[Dataset records on visual material]
● ● ● ● ● ● ●

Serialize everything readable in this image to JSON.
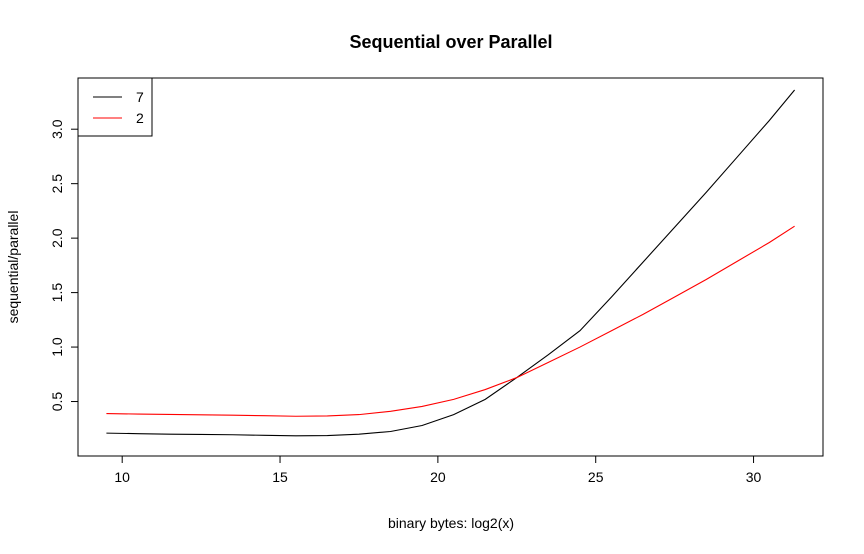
{
  "chart_data": {
    "type": "line",
    "title": "Sequential over Parallel",
    "xlabel": "binary bytes: log2(x)",
    "ylabel": "sequential/parallel",
    "xlim": [
      8.6,
      32.2
    ],
    "ylim": [
      0.0,
      3.47
    ],
    "x_ticks": [
      10,
      15,
      20,
      25,
      30
    ],
    "x_tick_labels": [
      "10",
      "15",
      "20",
      "25",
      "30"
    ],
    "y_ticks": [
      0.5,
      1.0,
      1.5,
      2.0,
      2.5,
      3.0
    ],
    "y_tick_labels": [
      "0.5",
      "1.0",
      "1.5",
      "2.0",
      "2.5",
      "3.0"
    ],
    "grid": false,
    "legend_position": "top-left",
    "series": [
      {
        "name": "7",
        "color": "#000000",
        "x": [
          9.5,
          10.5,
          11.5,
          12.5,
          13.5,
          14.5,
          15.5,
          16.5,
          17.5,
          18.5,
          19.5,
          20.5,
          21.5,
          22.5,
          23.5,
          24.5,
          25.5,
          26.5,
          27.5,
          28.5,
          29.5,
          30.5,
          31.3
        ],
        "y": [
          0.21,
          0.205,
          0.2,
          0.198,
          0.195,
          0.19,
          0.185,
          0.188,
          0.2,
          0.225,
          0.28,
          0.38,
          0.52,
          0.72,
          0.93,
          1.15,
          1.46,
          1.78,
          2.1,
          2.42,
          2.75,
          3.08,
          3.36
        ]
      },
      {
        "name": "2",
        "color": "#ff0000",
        "x": [
          9.5,
          10.5,
          11.5,
          12.5,
          13.5,
          14.5,
          15.5,
          16.5,
          17.5,
          18.5,
          19.5,
          20.5,
          21.5,
          22.5,
          23.5,
          24.5,
          25.5,
          26.5,
          27.5,
          28.5,
          29.5,
          30.5,
          31.3
        ],
        "y": [
          0.39,
          0.385,
          0.382,
          0.378,
          0.375,
          0.37,
          0.365,
          0.368,
          0.38,
          0.41,
          0.455,
          0.52,
          0.61,
          0.72,
          0.86,
          1.0,
          1.15,
          1.3,
          1.46,
          1.62,
          1.79,
          1.96,
          2.11
        ]
      }
    ]
  }
}
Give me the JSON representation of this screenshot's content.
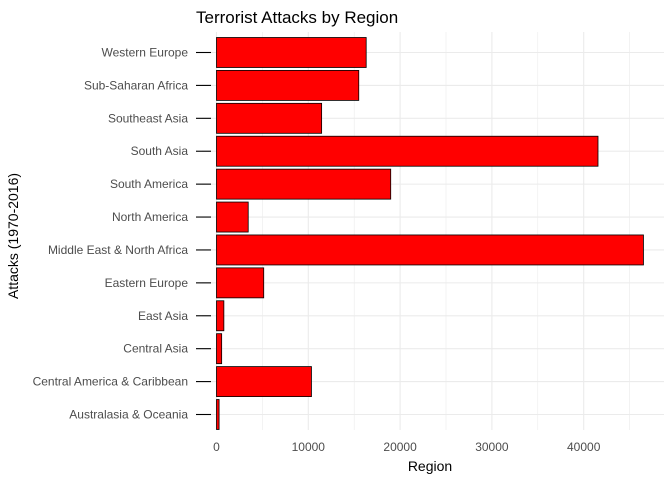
{
  "chart_data": {
    "type": "bar",
    "orientation": "horizontal",
    "title": "Terrorist Attacks by Region",
    "xlabel": "Region",
    "ylabel": "Attacks (1970-2016)",
    "categories": [
      "Australasia & Oceania",
      "Central America & Caribbean",
      "Central Asia",
      "East Asia",
      "Eastern Europe",
      "Middle East & North Africa",
      "North America",
      "South America",
      "South Asia",
      "Southeast Asia",
      "Sub-Saharan Africa",
      "Western Europe"
    ],
    "values": [
      282,
      10344,
      563,
      802,
      5144,
      46511,
      3456,
      18978,
      41559,
      11453,
      15497,
      16307
    ],
    "xlim": [
      0,
      47700
    ],
    "xticks": [
      0,
      10000,
      20000,
      30000,
      40000
    ],
    "xtick_labels": [
      "0",
      "10000",
      "20000",
      "30000",
      "40000"
    ],
    "grid": true,
    "legend": "none",
    "colors": {
      "bar_fill": "#FF0000",
      "bar_stroke": "#000000",
      "grid": "#EBEBEB",
      "tick_text": "#4D4D4D",
      "title_text": "#000000"
    }
  }
}
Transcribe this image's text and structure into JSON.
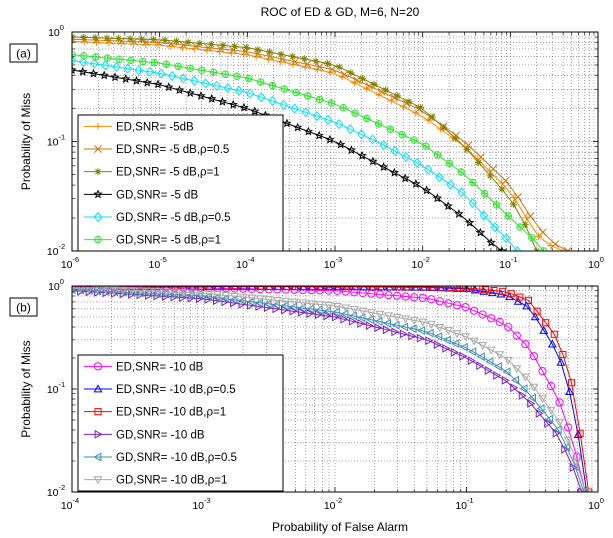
{
  "figure": {
    "title": "ROC of ED & GD, M=6, N=20",
    "xlabel": "Probability of False Alarm"
  },
  "chart_data": [
    {
      "type": "line",
      "panel_label": "(a)",
      "ylabel": "Probability of Miss",
      "xscale": "log",
      "yscale": "log",
      "xlim": [
        1e-06,
        1
      ],
      "ylim": [
        0.01,
        1
      ],
      "grid": true,
      "legend_position": "bottom-left",
      "x_ticks": [
        "10",
        "10",
        "10",
        "10",
        "10",
        "10",
        "10"
      ],
      "x_tick_exponents": [
        "-6",
        "-5",
        "-4",
        "-3",
        "-2",
        "-1",
        "0"
      ],
      "y_ticks": [
        "10",
        "10",
        "10"
      ],
      "y_tick_exponents": [
        "-2",
        "-1",
        "0"
      ],
      "series": [
        {
          "name": "ED,SNR= -5dB",
          "color": "#ff8c00",
          "marker": "plus",
          "x": [
            1e-06,
            1e-05,
            0.0001,
            0.001,
            0.01,
            0.03,
            0.1,
            0.2,
            0.3,
            0.4
          ],
          "y": [
            0.82,
            0.76,
            0.62,
            0.42,
            0.17,
            0.09,
            0.035,
            0.014,
            0.011,
            0.01
          ]
        },
        {
          "name": "ED,SNR= -5 dB,ρ=0.5",
          "color": "#c87814",
          "marker": "x",
          "x": [
            1e-06,
            1e-05,
            0.0001,
            0.001,
            0.01,
            0.03,
            0.1,
            0.2,
            0.3,
            0.45
          ],
          "y": [
            0.86,
            0.8,
            0.66,
            0.45,
            0.19,
            0.1,
            0.04,
            0.017,
            0.012,
            0.01
          ]
        },
        {
          "name": "ED,SNR= -5 dB,ρ=1",
          "color": "#808000",
          "marker": "star",
          "x": [
            1e-06,
            1e-05,
            0.0001,
            0.001,
            0.01,
            0.03,
            0.1,
            0.15,
            0.2
          ],
          "y": [
            0.9,
            0.85,
            0.72,
            0.5,
            0.2,
            0.09,
            0.03,
            0.017,
            0.01
          ]
        },
        {
          "name": "GD,SNR= -5 dB",
          "color": "#000000",
          "marker": "hexagram",
          "x": [
            1e-06,
            1e-05,
            0.0001,
            0.001,
            0.003,
            0.01,
            0.03,
            0.06,
            0.08
          ],
          "y": [
            0.45,
            0.33,
            0.2,
            0.1,
            0.063,
            0.038,
            0.02,
            0.012,
            0.01
          ]
        },
        {
          "name": "GD,SNR= -5 dB,ρ=0.5",
          "color": "#00e5ff",
          "marker": "diamond",
          "x": [
            1e-06,
            1e-05,
            0.0001,
            0.001,
            0.003,
            0.01,
            0.03,
            0.06,
            0.1,
            0.12
          ],
          "y": [
            0.55,
            0.42,
            0.28,
            0.15,
            0.1,
            0.06,
            0.033,
            0.018,
            0.012,
            0.01
          ]
        },
        {
          "name": "GD,SNR= -5 dB,ρ=1",
          "color": "#33e533",
          "marker": "circle-star",
          "x": [
            1e-06,
            1e-05,
            0.0001,
            0.001,
            0.01,
            0.03,
            0.1,
            0.2,
            0.24
          ],
          "y": [
            0.62,
            0.52,
            0.38,
            0.22,
            0.095,
            0.05,
            0.02,
            0.012,
            0.01
          ]
        }
      ]
    },
    {
      "type": "line",
      "panel_label": "(b)",
      "ylabel": "Probability of Miss",
      "xscale": "log",
      "yscale": "log",
      "xlim": [
        0.0001,
        1
      ],
      "ylim": [
        0.01,
        1
      ],
      "grid": true,
      "legend_position": "bottom-left",
      "x_ticks": [
        "10",
        "10",
        "10",
        "10",
        "10"
      ],
      "x_tick_exponents": [
        "-4",
        "-3",
        "-2",
        "-1",
        "0"
      ],
      "y_ticks": [
        "10",
        "10",
        "10"
      ],
      "y_tick_exponents": [
        "-2",
        "-1",
        "0"
      ],
      "series": [
        {
          "name": "ED,SNR= -10 dB",
          "color": "#ff00ff",
          "marker": "circle",
          "x": [
            0.0001,
            0.001,
            0.01,
            0.05,
            0.1,
            0.2,
            0.3,
            0.5,
            0.65,
            0.75,
            0.8
          ],
          "y": [
            0.98,
            0.96,
            0.9,
            0.76,
            0.62,
            0.42,
            0.25,
            0.08,
            0.03,
            0.014,
            0.01
          ]
        },
        {
          "name": "ED,SNR= -10 dB,ρ=0.5",
          "color": "#0000ff",
          "marker": "triangle-up",
          "x": [
            0.0001,
            0.001,
            0.01,
            0.05,
            0.1,
            0.2,
            0.3,
            0.5,
            0.65,
            0.75,
            0.82
          ],
          "y": [
            0.995,
            0.99,
            0.985,
            0.97,
            0.94,
            0.82,
            0.62,
            0.22,
            0.07,
            0.022,
            0.01
          ]
        },
        {
          "name": "ED,SNR= -10 dB,ρ=1",
          "color": "#ff0000",
          "marker": "square",
          "x": [
            0.0001,
            0.001,
            0.01,
            0.05,
            0.1,
            0.2,
            0.3,
            0.5,
            0.65,
            0.75,
            0.85
          ],
          "y": [
            0.995,
            0.993,
            0.99,
            0.98,
            0.96,
            0.88,
            0.72,
            0.3,
            0.1,
            0.03,
            0.01
          ]
        },
        {
          "name": "GD,SNR= -10 dB",
          "color": "#7a1fbf",
          "marker": "triangle-right",
          "x": [
            0.0001,
            0.001,
            0.01,
            0.05,
            0.1,
            0.2,
            0.3,
            0.5,
            0.65,
            0.75
          ],
          "y": [
            0.9,
            0.75,
            0.5,
            0.3,
            0.2,
            0.12,
            0.075,
            0.035,
            0.017,
            0.01
          ]
        },
        {
          "name": "GD,SNR= -10 dB,ρ=0.5",
          "color": "#3c8fb0",
          "marker": "triangle-left",
          "x": [
            0.0001,
            0.001,
            0.01,
            0.05,
            0.1,
            0.2,
            0.3,
            0.5,
            0.65,
            0.78
          ],
          "y": [
            0.92,
            0.8,
            0.56,
            0.36,
            0.25,
            0.15,
            0.09,
            0.04,
            0.02,
            0.01
          ]
        },
        {
          "name": "GD,SNR= -10 dB,ρ=1",
          "color": "#a8a8a8",
          "marker": "triangle-down",
          "x": [
            0.0001,
            0.001,
            0.01,
            0.05,
            0.1,
            0.2,
            0.3,
            0.5,
            0.65,
            0.8
          ],
          "y": [
            0.95,
            0.85,
            0.64,
            0.44,
            0.32,
            0.2,
            0.12,
            0.05,
            0.025,
            0.01
          ]
        }
      ]
    }
  ]
}
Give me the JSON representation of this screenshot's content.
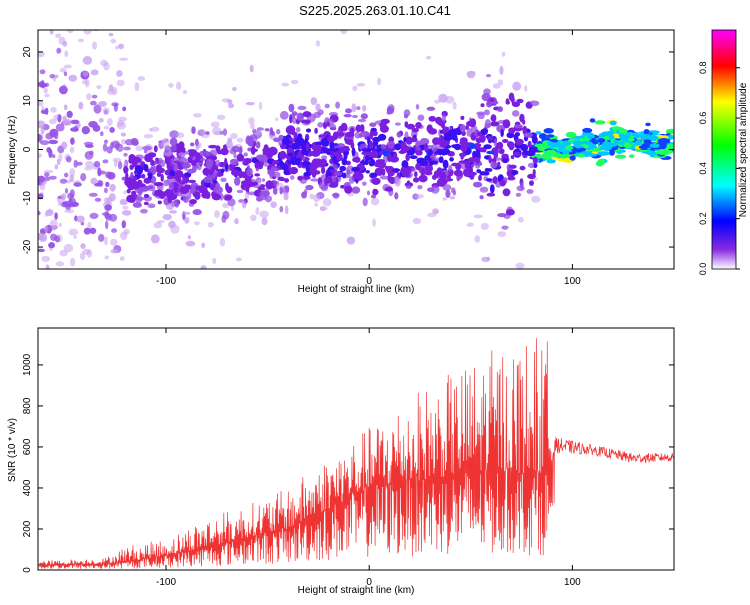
{
  "title": "S225.2025.263.01.10.C41",
  "chart_data": [
    {
      "type": "heatmap",
      "name": "spectrogram",
      "xlabel": "Height of straight line (km)",
      "ylabel": "Frequency (Hz)",
      "xlim": [
        -163,
        150
      ],
      "ylim": [
        -24.5,
        24.5
      ],
      "xticks": [
        -100,
        0,
        100
      ],
      "yticks": [
        -20,
        -10,
        0,
        10,
        20
      ],
      "colorbar": {
        "label": "Normalized spectral amplitude",
        "range": [
          0.0,
          0.95
        ],
        "ticks": [
          "0.0",
          "0.2",
          "0.4",
          "0.6",
          "0.8"
        ]
      },
      "ridge": [
        {
          "x": -160,
          "f": 2
        },
        {
          "x": -130,
          "f": -5
        },
        {
          "x": -110,
          "f": -6
        },
        {
          "x": -90,
          "f": -5
        },
        {
          "x": -70,
          "f": -5
        },
        {
          "x": -50,
          "f": -3
        },
        {
          "x": -35,
          "f": 0
        },
        {
          "x": -20,
          "f": -1
        },
        {
          "x": 0,
          "f": -1
        },
        {
          "x": 20,
          "f": -1
        },
        {
          "x": 40,
          "f": 0
        },
        {
          "x": 60,
          "f": -1
        },
        {
          "x": 80,
          "f": 0
        },
        {
          "x": 100,
          "f": 0
        },
        {
          "x": 115,
          "f": 2
        },
        {
          "x": 130,
          "f": 2
        },
        {
          "x": 150,
          "f": 1
        }
      ]
    },
    {
      "type": "line",
      "name": "snr",
      "xlabel": "Height of straight line (km)",
      "ylabel": "SNR (10 * v/v)",
      "xlim": [
        -163,
        150
      ],
      "ylim": [
        0,
        1180
      ],
      "xticks": [
        -100,
        0,
        100
      ],
      "yticks": [
        0,
        200,
        400,
        600,
        800,
        1000
      ],
      "color": "#ee3333",
      "envelope": [
        {
          "x": -163,
          "base": 25,
          "peak": 45
        },
        {
          "x": -130,
          "base": 30,
          "peak": 60
        },
        {
          "x": -120,
          "base": 40,
          "peak": 120
        },
        {
          "x": -100,
          "base": 70,
          "peak": 150
        },
        {
          "x": -80,
          "base": 110,
          "peak": 260
        },
        {
          "x": -60,
          "base": 160,
          "peak": 320
        },
        {
          "x": -40,
          "base": 200,
          "peak": 400
        },
        {
          "x": -20,
          "base": 300,
          "peak": 560
        },
        {
          "x": 0,
          "base": 400,
          "peak": 700
        },
        {
          "x": 20,
          "base": 430,
          "peak": 860
        },
        {
          "x": 40,
          "base": 460,
          "peak": 960
        },
        {
          "x": 60,
          "base": 480,
          "peak": 1080
        },
        {
          "x": 80,
          "base": 470,
          "peak": 1150
        },
        {
          "x": 88,
          "base": 470,
          "peak": 1130
        },
        {
          "x": 91,
          "base": 570,
          "peak": 650
        },
        {
          "x": 110,
          "base": 560,
          "peak": 610
        },
        {
          "x": 130,
          "base": 520,
          "peak": 570
        },
        {
          "x": 150,
          "base": 530,
          "peak": 570
        }
      ]
    }
  ]
}
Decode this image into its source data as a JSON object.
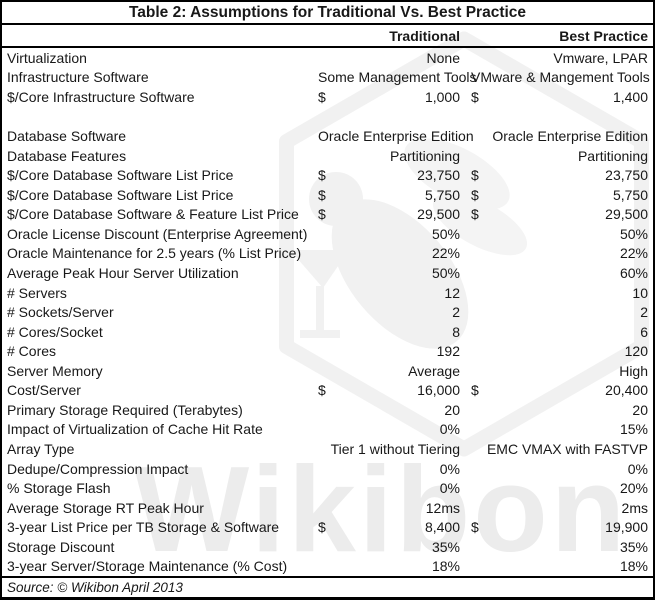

● ● ● ● ● ● ●

*Task to complete*. Copy every line in the records above that contains the word "North".

*Reply to the exercise*.
      "Middle East & North Africa",
      "North America",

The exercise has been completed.